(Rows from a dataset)
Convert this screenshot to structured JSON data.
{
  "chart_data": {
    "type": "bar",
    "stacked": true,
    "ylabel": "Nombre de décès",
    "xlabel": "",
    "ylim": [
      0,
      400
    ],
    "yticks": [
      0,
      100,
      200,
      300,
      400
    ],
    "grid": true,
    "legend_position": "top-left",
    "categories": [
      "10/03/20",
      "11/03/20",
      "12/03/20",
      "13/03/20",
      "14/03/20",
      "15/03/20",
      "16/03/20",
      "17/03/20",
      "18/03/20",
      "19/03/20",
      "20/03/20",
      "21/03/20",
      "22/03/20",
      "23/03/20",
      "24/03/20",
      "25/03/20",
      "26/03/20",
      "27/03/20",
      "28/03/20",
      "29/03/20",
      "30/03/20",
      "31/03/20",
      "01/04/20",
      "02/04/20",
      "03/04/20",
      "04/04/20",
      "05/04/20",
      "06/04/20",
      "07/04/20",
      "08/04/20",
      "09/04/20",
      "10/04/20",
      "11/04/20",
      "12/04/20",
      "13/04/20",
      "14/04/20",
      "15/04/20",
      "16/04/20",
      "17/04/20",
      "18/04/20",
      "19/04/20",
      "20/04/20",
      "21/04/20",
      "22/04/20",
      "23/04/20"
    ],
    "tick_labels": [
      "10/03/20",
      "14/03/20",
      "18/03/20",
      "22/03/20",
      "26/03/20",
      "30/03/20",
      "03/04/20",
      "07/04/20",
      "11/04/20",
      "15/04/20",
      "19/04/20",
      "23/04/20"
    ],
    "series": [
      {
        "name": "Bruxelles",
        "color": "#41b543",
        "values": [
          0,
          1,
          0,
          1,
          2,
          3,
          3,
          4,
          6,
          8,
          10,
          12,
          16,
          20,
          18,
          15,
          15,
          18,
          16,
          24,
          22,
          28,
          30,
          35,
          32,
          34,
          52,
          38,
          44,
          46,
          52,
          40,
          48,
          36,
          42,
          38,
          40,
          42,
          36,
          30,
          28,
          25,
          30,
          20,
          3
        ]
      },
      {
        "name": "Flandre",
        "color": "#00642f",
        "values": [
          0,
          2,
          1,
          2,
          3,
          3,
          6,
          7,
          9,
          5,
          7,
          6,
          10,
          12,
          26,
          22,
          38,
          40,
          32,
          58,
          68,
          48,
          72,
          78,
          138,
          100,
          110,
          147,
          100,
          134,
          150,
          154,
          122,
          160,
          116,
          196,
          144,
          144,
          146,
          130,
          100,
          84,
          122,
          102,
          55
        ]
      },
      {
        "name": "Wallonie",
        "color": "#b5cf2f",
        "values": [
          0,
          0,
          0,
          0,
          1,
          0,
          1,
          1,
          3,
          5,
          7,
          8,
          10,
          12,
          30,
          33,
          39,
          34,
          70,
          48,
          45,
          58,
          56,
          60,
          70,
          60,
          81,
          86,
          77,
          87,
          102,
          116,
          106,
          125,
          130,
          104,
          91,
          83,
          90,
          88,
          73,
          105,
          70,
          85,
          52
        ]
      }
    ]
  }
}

**AIM**
Give only the number of lines in the records that contain the string "name".

**PROBLEM SOLUTION**
3